__EXERCISE GOAL__: Locate all lines with the word "cours". Copy them.

.....

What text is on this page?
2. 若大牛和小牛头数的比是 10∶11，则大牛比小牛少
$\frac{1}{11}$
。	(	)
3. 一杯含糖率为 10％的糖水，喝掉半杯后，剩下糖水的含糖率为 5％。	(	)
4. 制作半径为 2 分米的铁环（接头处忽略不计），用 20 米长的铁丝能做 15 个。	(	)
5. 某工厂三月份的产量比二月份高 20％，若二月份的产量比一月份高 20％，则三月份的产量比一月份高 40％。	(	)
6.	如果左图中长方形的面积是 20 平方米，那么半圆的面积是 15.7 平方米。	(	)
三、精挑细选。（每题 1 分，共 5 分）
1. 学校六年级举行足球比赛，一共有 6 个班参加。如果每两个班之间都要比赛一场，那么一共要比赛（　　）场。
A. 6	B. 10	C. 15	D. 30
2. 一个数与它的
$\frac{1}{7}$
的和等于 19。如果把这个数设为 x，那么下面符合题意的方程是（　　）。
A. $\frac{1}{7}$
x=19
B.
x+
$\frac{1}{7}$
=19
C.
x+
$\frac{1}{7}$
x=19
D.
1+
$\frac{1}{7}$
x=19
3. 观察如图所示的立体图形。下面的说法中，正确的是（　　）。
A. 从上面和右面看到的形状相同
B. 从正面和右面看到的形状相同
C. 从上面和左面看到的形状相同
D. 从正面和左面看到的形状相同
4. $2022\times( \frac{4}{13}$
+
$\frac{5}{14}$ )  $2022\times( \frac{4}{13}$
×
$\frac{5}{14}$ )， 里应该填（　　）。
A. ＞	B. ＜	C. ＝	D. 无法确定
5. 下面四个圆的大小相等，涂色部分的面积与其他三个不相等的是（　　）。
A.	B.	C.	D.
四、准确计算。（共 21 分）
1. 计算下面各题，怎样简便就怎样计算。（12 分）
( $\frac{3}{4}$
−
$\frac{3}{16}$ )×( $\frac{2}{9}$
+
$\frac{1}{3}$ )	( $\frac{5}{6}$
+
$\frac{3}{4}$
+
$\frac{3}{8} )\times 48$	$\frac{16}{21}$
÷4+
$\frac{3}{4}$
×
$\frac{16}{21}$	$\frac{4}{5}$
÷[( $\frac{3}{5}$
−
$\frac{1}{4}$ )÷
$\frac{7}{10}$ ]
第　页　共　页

.....

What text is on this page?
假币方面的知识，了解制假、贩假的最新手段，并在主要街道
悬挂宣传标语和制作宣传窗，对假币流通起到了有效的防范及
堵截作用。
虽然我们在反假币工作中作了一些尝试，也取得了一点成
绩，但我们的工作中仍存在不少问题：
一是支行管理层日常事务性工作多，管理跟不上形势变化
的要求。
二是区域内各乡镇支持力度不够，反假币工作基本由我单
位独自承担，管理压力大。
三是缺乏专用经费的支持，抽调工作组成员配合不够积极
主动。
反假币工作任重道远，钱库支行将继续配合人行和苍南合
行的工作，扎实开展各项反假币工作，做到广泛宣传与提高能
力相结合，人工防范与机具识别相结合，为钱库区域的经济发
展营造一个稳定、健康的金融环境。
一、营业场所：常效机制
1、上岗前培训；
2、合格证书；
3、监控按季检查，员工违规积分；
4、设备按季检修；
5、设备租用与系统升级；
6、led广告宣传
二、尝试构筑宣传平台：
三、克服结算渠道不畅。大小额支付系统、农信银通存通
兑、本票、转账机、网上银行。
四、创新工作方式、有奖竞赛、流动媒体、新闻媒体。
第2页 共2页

.....

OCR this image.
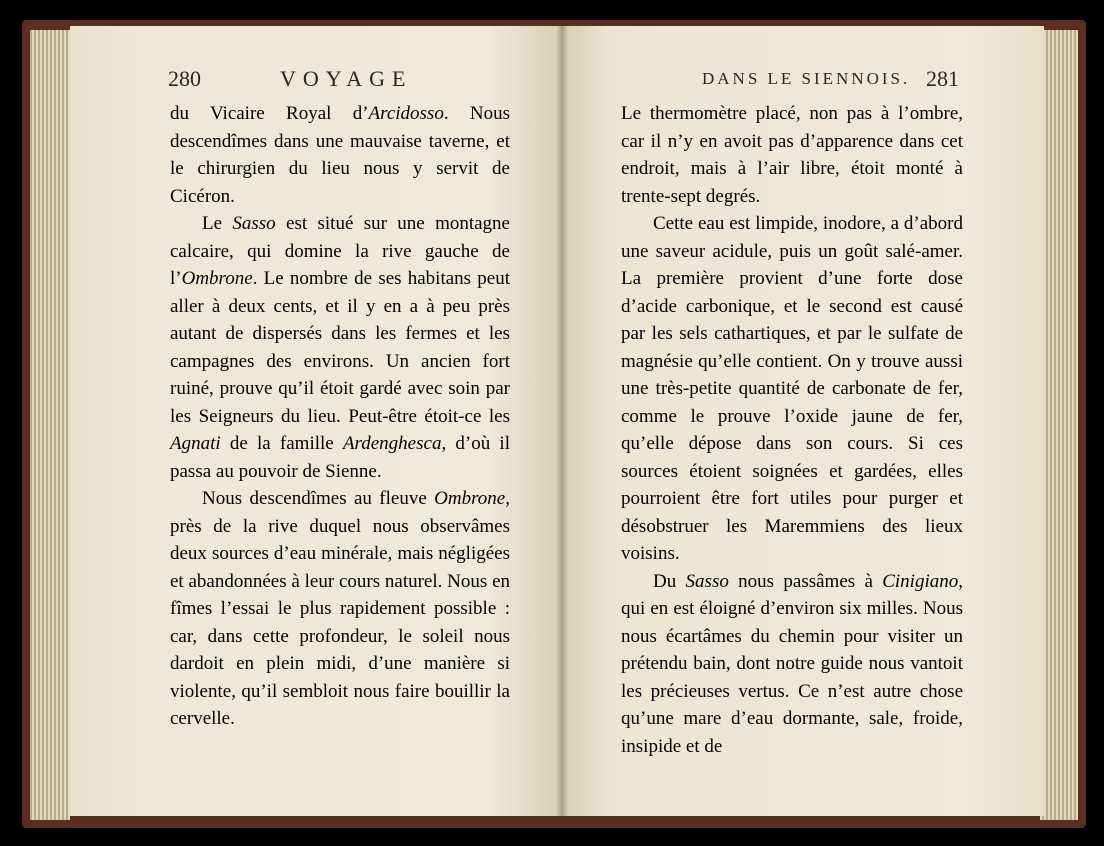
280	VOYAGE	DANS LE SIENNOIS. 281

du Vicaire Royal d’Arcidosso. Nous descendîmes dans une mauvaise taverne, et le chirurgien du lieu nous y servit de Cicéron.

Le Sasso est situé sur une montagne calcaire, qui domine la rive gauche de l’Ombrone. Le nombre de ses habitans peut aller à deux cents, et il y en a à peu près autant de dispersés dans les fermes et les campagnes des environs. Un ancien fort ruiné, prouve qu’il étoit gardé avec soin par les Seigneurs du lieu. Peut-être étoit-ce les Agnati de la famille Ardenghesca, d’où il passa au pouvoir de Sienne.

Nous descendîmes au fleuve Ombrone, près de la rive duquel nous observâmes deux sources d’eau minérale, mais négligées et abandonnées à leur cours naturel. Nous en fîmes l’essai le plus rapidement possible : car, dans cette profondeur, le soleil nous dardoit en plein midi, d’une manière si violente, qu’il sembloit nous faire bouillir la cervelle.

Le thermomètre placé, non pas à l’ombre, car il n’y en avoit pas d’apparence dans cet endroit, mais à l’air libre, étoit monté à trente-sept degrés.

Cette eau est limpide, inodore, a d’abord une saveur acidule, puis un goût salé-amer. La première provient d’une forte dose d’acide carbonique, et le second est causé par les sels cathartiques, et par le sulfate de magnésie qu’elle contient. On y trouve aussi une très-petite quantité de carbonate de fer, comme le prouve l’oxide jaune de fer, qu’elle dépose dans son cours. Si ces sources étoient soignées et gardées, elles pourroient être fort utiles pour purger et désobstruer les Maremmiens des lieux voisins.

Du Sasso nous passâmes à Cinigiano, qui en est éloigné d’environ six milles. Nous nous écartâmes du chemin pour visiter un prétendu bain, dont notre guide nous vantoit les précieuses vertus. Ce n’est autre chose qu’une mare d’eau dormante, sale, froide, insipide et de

.....

__THE RESULT__:
Nous descendîmes au fleuve Ombrone, près de la rive duquel nous observâmes deux sources d’eau minérale, mais négligées et abandonnées à leur cours naturel. Nous en fîmes l’essai le plus rapidement possible : car, dans cette profondeur, le soleil nous dardoit en plein midi, d’une manière si violente, qu’il sembloit nous faire bouillir la cervelle.
Cette eau est limpide, inodore, a d’abord une saveur acidule, puis un goût salé-amer. La première provient d’une forte dose d’acide carbonique, et le second est causé par les sels cathartiques, et par le sulfate de magnésie qu’elle contient. On y trouve aussi une très-petite quantité de carbonate de fer, comme le prouve l’oxide jaune de fer, qu’elle dépose dans son cours. Si ces sources étoient soignées et gardées, elles pourroient être fort utiles pour purger et désobstruer les Maremmiens des lieux voisins.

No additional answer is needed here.